**What to produce**
Recast the lines of each of the entries below as a numbered list, leaving out any blank lines.

**Layout records**
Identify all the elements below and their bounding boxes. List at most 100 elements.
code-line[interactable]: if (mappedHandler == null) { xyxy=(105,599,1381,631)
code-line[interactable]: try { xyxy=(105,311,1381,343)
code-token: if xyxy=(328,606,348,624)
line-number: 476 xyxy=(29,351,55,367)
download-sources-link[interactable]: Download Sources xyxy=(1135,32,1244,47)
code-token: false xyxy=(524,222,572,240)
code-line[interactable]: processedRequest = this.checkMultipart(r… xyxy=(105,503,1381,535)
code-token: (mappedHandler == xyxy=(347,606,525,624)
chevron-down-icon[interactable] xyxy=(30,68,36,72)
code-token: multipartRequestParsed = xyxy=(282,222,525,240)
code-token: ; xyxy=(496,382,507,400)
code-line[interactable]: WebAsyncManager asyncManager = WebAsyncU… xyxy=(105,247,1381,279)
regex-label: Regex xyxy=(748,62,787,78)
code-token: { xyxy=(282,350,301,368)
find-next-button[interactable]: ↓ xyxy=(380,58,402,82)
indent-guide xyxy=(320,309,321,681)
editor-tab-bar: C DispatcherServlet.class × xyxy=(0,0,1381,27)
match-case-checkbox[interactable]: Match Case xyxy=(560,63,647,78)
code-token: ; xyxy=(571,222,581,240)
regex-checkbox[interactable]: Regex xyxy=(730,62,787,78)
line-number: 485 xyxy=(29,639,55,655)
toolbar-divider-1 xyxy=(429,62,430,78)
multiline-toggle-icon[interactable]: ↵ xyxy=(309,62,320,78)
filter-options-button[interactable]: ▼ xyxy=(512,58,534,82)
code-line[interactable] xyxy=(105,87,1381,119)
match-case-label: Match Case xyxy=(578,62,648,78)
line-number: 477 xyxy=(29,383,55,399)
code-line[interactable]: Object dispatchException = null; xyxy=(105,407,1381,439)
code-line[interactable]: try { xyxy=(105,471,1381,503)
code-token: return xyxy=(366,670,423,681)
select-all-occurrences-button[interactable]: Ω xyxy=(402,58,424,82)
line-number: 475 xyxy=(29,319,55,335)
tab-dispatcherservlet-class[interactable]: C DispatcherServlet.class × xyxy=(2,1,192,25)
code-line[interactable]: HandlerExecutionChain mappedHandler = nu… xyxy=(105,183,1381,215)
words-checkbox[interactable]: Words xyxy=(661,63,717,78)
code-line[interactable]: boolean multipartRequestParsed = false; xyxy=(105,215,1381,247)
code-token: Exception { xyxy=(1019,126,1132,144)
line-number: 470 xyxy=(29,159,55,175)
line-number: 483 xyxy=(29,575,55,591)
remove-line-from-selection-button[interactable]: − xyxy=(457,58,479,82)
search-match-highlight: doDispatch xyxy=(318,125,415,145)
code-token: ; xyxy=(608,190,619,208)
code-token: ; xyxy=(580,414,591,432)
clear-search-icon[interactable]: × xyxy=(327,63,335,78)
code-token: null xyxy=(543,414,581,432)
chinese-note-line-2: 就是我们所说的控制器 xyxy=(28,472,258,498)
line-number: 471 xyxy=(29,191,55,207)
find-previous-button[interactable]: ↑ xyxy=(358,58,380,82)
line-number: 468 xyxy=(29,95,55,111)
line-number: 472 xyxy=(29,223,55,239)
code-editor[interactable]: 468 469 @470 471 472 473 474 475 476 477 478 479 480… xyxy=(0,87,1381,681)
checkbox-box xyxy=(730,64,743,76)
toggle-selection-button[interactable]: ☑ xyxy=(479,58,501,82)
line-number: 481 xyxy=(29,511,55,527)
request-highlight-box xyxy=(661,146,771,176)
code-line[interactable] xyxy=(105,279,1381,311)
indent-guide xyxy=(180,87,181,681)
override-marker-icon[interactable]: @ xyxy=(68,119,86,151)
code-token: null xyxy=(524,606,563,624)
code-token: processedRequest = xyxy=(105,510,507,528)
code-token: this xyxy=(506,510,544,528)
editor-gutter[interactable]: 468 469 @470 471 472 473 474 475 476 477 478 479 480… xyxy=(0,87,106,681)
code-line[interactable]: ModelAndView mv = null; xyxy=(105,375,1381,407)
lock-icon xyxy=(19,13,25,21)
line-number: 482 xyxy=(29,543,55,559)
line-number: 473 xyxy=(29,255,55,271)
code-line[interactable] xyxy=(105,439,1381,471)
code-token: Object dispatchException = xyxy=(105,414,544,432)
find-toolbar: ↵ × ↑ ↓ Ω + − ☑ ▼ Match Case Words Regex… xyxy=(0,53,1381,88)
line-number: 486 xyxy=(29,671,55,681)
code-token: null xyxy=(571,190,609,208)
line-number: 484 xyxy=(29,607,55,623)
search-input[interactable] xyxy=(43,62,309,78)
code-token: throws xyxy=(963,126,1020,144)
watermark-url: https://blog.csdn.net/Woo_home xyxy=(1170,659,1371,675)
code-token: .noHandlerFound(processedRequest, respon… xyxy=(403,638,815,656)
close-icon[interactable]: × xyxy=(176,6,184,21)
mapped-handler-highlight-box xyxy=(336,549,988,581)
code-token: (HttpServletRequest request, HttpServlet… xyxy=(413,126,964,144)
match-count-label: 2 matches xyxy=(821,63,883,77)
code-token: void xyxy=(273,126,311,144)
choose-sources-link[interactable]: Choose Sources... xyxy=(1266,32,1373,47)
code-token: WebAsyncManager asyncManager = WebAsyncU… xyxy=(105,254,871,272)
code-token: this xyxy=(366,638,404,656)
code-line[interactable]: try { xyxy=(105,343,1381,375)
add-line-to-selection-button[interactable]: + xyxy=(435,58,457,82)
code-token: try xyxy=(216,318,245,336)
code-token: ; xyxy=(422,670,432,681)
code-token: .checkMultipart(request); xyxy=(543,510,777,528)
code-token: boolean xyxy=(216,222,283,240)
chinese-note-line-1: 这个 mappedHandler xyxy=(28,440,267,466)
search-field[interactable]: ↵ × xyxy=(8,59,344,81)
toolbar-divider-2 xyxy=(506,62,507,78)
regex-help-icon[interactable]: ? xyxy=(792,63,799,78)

**Exercise response**
1. Identify all the elements below and their bounding boxes. List at most 100 elements.
2. code-line[interactable]: if (mappedHandler == null) { xyxy=(105,599,1381,631)
3. code-line[interactable]: try { xyxy=(105,311,1381,343)
4. code-token: if xyxy=(328,606,348,624)
5. line-number: 476 xyxy=(29,351,55,367)
6. download-sources-link[interactable]: Download Sources xyxy=(1135,32,1244,47)
7. code-token: false xyxy=(524,222,572,240)
8. code-line[interactable]: processedRequest = this.checkMultipart(r… xyxy=(105,503,1381,535)
9. code-token: (mappedHandler == xyxy=(347,606,525,624)
10. chevron-down-icon[interactable] xyxy=(30,68,36,72)
11. code-token: multipartRequestParsed = xyxy=(282,222,525,240)
12. code-token: ; xyxy=(496,382,507,400)
13. code-line[interactable]: WebAsyncManager asyncManager = WebAsyncU… xyxy=(105,247,1381,279)
14. regex-label: Regex xyxy=(748,62,787,78)
15. code-token: { xyxy=(282,350,301,368)
16. find-next-button[interactable]: ↓ xyxy=(380,58,402,82)
17. indent-guide xyxy=(320,309,321,681)
18. editor-tab-bar: C DispatcherServlet.class × xyxy=(0,0,1381,27)
19. match-case-checkbox[interactable]: Match Case xyxy=(560,63,647,78)
20. code-token: ; xyxy=(571,222,581,240)
21. regex-checkbox[interactable]: Regex xyxy=(730,62,787,78)
22. line-number: 485 xyxy=(29,639,55,655)
23. toolbar-divider-1 xyxy=(429,62,430,78)
24. multiline-toggle-icon[interactable]: ↵ xyxy=(309,62,320,78)
25. filter-options-button[interactable]: ▼ xyxy=(512,58,534,82)
26. code-line[interactable] xyxy=(105,87,1381,119)
27. match-case-label: Match Case xyxy=(578,62,648,78)
28. line-number: 477 xyxy=(29,383,55,399)
29. code-line[interactable]: Object dispatchException = null; xyxy=(105,407,1381,439)
30. code-line[interactable]: try { xyxy=(105,471,1381,503)
31. code-token: return xyxy=(366,670,423,681)
32. select-all-occurrences-button[interactable]: Ω xyxy=(402,58,424,82)
33. line-number: 475 xyxy=(29,319,55,335)
34. tab-dispatcherservlet-class[interactable]: C DispatcherServlet.class × xyxy=(2,1,192,25)
35. code-line[interactable]: HandlerExecutionChain mappedHandler = nu… xyxy=(105,183,1381,215)
36. words-checkbox[interactable]: Words xyxy=(661,63,717,78)
37. code-line[interactable]: boolean multipartRequestParsed = false; xyxy=(105,215,1381,247)
38. code-token: Exception { xyxy=(1019,126,1132,144)
39. line-number: 470 xyxy=(29,159,55,175)
40. line-number: 483 xyxy=(29,575,55,591)
41. remove-line-from-selection-button[interactable]: − xyxy=(457,58,479,82)
42. search-match-highlight: doDispatch xyxy=(318,125,415,145)
43. code-token: ; xyxy=(608,190,619,208)
44. code-token: ; xyxy=(580,414,591,432)
45. clear-search-icon[interactable]: × xyxy=(327,63,335,78)
46. code-token: null xyxy=(543,414,581,432)
47. chinese-note-line-2: 就是我们所说的控制器 xyxy=(28,472,258,498)
48. line-number: 471 xyxy=(29,191,55,207)
49. find-previous-button[interactable]: ↑ xyxy=(358,58,380,82)
50. line-number: 468 xyxy=(29,95,55,111)
51. line-number: 472 xyxy=(29,223,55,239)
52. code-editor[interactable]: 468 469 @470 471 472 473 474 475 476 477 478 479 480… xyxy=(0,87,1381,681)
53. checkbox-box xyxy=(730,64,743,76)
54. toggle-selection-button[interactable]: ☑ xyxy=(479,58,501,82)
55. line-number: 481 xyxy=(29,511,55,527)
56. request-highlight-box xyxy=(661,146,771,176)
57. code-line[interactable] xyxy=(105,279,1381,311)
58. indent-guide xyxy=(180,87,181,681)
59. override-marker-icon[interactable]: @ xyxy=(68,119,86,151)
60. code-token: null xyxy=(524,606,563,624)
61. code-token: processedRequest = xyxy=(105,510,507,528)
62. code-token: this xyxy=(506,510,544,528)
63. editor-gutter[interactable]: 468 469 @470 471 472 473 474 475 476 477 478 479 480… xyxy=(0,87,106,681)
64. code-line[interactable]: ModelAndView mv = null; xyxy=(105,375,1381,407)
65. lock-icon xyxy=(19,13,25,21)
66. line-number: 482 xyxy=(29,543,55,559)
67. line-number: 473 xyxy=(29,255,55,271)
68. code-line[interactable] xyxy=(105,439,1381,471)
69. code-token: Object dispatchException = xyxy=(105,414,544,432)
70. find-toolbar: ↵ × ↑ ↓ Ω + − ☑ ▼ Match Case Words Regex… xyxy=(0,53,1381,88)
71. line-number: 486 xyxy=(29,671,55,681)
72. code-token: null xyxy=(571,190,609,208)
73. line-number: 484 xyxy=(29,607,55,623)
74. search-input[interactable] xyxy=(43,62,309,78)
75. code-token: throws xyxy=(963,126,1020,144)
76. watermark-url: https://blog.csdn.net/Woo_home xyxy=(1170,659,1371,675)
77. code-token: .noHandlerFound(processedRequest, respon… xyxy=(403,638,815,656)
78. close-icon[interactable]: × xyxy=(176,6,184,21)
79. mapped-handler-highlight-box xyxy=(336,549,988,581)
80. code-token: (HttpServletRequest request, HttpServlet… xyxy=(413,126,964,144)
81. match-count-label: 2 matches xyxy=(821,63,883,77)
82. code-token: void xyxy=(273,126,311,144)
83. choose-sources-link[interactable]: Choose Sources... xyxy=(1266,32,1373,47)
84. code-token: WebAsyncManager asyncManager = WebAsyncU… xyxy=(105,254,871,272)
85. code-token: this xyxy=(366,638,404,656)
86. code-line[interactable]: try { xyxy=(105,343,1381,375)
87. add-line-to-selection-button[interactable]: + xyxy=(435,58,457,82)
88. code-token: try xyxy=(216,318,245,336)
89. code-token: ; xyxy=(422,670,432,681)
90. code-token: .checkMultipart(request); xyxy=(543,510,777,528)
91. code-token: boolean xyxy=(216,222,283,240)
92. chinese-note-line-1: 这个 mappedHandler xyxy=(28,440,267,466)
93. search-field[interactable]: ↵ × xyxy=(8,59,344,81)
94. toolbar-divider-2 xyxy=(506,62,507,78)
95. regex-help-icon[interactable]: ? xyxy=(792,63,799,78)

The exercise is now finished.